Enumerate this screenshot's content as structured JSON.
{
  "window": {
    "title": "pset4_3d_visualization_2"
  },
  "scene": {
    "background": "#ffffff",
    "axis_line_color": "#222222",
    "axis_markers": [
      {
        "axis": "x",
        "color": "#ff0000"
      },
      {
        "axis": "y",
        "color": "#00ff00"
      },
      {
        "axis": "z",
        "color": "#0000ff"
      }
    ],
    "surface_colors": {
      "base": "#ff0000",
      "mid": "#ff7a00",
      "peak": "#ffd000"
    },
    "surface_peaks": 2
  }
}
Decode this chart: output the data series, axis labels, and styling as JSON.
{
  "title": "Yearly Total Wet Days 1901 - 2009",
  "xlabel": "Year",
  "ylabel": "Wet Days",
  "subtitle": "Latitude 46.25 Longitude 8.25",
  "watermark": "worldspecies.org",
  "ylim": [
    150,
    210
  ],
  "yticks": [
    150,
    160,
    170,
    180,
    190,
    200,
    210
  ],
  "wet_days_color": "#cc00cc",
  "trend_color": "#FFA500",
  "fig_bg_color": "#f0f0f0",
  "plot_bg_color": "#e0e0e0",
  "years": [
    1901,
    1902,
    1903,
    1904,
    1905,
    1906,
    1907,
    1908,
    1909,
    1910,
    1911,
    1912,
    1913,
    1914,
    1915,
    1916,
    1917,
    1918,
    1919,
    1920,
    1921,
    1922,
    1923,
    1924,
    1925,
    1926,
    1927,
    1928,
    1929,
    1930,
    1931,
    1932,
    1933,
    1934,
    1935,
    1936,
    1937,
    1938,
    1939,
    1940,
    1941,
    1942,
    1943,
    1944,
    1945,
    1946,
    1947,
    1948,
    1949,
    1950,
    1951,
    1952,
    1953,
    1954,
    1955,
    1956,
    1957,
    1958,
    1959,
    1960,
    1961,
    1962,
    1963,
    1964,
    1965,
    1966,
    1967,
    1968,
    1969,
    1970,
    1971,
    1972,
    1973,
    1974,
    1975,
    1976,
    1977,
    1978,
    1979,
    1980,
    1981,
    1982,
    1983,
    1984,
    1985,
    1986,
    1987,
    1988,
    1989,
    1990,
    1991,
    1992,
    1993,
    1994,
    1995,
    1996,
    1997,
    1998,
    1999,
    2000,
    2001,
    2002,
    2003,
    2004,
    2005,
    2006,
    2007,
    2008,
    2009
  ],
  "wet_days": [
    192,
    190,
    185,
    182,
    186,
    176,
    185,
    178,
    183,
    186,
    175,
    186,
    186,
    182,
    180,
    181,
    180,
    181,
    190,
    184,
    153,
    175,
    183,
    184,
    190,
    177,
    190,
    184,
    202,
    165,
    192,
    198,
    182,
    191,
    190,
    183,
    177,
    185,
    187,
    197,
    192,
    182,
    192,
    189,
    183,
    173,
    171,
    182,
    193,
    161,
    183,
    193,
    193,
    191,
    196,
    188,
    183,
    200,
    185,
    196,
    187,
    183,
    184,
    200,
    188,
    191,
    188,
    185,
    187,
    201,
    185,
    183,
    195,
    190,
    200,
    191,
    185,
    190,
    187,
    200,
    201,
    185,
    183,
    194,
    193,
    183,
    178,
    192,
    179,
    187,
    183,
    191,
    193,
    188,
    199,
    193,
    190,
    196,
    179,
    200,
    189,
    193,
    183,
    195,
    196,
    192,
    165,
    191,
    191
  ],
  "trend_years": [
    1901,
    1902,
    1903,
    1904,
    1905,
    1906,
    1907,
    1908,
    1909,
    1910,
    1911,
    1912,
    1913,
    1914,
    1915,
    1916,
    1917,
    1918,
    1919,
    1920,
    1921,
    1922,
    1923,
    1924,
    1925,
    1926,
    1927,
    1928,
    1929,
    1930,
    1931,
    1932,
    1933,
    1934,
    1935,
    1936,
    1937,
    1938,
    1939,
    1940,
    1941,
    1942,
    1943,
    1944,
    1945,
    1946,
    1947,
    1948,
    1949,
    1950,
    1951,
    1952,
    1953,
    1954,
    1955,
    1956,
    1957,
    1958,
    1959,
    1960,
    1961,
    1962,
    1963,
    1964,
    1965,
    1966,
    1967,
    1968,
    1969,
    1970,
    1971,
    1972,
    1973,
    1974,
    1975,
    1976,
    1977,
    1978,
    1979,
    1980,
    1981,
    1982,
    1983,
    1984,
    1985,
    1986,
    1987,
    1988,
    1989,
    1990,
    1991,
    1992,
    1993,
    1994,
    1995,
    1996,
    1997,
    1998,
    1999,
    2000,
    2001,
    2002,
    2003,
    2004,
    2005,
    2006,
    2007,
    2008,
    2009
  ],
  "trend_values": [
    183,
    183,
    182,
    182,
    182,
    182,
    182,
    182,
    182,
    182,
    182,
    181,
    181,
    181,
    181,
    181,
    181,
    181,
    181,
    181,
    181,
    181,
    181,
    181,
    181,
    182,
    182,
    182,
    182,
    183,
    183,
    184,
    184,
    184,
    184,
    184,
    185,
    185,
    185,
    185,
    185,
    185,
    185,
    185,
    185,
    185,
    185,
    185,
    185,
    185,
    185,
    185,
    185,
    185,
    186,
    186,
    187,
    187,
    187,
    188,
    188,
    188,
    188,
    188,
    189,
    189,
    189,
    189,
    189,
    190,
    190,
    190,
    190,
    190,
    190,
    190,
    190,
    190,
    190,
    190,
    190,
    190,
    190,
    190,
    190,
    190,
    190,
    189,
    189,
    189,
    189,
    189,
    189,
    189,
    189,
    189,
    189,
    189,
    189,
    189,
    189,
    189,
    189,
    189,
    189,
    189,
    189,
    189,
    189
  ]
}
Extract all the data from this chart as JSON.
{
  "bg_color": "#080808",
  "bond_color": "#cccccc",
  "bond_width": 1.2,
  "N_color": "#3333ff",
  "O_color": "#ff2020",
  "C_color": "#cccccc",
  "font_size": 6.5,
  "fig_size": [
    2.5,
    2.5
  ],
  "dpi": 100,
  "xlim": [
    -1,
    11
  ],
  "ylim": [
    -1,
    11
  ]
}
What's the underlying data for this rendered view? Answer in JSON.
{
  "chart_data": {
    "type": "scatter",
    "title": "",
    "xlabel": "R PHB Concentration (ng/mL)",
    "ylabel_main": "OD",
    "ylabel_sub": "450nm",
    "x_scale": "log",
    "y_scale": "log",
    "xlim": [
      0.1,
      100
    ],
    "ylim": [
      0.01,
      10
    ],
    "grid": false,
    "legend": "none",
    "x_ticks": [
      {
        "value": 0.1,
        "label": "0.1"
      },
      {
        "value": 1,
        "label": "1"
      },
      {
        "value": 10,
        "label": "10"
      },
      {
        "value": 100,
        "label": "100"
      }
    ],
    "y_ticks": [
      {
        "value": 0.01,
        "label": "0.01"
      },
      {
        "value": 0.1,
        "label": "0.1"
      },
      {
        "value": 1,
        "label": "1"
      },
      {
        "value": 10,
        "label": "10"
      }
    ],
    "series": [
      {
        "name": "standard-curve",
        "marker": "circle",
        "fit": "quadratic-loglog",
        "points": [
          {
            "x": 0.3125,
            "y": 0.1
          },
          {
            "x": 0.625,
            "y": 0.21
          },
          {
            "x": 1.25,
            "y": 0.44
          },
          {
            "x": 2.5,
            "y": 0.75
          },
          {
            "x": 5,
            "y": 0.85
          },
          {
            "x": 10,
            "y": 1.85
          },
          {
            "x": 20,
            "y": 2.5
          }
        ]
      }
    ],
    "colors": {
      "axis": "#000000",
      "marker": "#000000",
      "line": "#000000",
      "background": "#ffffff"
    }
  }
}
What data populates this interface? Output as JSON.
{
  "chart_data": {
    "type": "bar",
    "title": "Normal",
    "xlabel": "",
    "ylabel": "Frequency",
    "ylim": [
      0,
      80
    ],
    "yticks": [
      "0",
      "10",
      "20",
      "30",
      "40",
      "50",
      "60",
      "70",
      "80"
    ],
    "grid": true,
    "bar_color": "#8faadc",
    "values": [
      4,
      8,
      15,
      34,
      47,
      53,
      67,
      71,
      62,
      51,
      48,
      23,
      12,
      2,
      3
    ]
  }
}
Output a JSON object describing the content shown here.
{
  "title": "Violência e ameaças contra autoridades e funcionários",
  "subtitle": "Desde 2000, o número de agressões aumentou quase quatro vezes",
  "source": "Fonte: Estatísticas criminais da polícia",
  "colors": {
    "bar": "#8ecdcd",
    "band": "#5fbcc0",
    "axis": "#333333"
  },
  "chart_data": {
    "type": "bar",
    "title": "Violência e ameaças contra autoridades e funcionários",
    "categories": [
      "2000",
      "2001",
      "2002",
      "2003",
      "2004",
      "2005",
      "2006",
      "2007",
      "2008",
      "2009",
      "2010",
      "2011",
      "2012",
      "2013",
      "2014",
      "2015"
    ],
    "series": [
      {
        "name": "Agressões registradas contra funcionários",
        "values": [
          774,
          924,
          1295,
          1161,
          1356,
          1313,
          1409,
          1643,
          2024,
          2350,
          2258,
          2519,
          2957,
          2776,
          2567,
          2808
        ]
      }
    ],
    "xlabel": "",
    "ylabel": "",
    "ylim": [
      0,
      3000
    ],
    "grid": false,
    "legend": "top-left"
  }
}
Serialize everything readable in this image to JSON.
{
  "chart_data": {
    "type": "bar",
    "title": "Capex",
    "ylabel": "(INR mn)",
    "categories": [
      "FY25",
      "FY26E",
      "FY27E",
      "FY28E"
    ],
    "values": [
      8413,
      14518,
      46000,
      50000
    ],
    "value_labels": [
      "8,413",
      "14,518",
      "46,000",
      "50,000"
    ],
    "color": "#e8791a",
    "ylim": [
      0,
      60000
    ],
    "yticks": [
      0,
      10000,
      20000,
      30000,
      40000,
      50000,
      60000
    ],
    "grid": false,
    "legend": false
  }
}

::::

* [DO THIS]: Nothing outside the span should appear: transcribe the lines from the one containing "Serialize everything readable" through the last line of the records.

* [EXERCISE ANSWER]:
Serialize everything readable in this image to JSON.
{
  "chart_data": {
    "type": "bar",
    "title": "Capex",
    "ylabel": "(INR mn)",
    "categories": [
      "FY25",
      "FY26E",
      "FY27E",
      "FY28E"
    ],
    "values": [
      8413,
      14518,
      46000,
      50000
    ],
    "value_labels": [
      "8,413",
      "14,518",
      "46,000",
      "50,000"
    ],
    "color": "#e8791a",
    "ylim": [
      0,
      60000
    ],
    "yticks": [
      0,
      10000,
      20000,
      30000,
      40000,
      50000,
      60000
    ],
    "grid": false,
    "legend": false
  }
}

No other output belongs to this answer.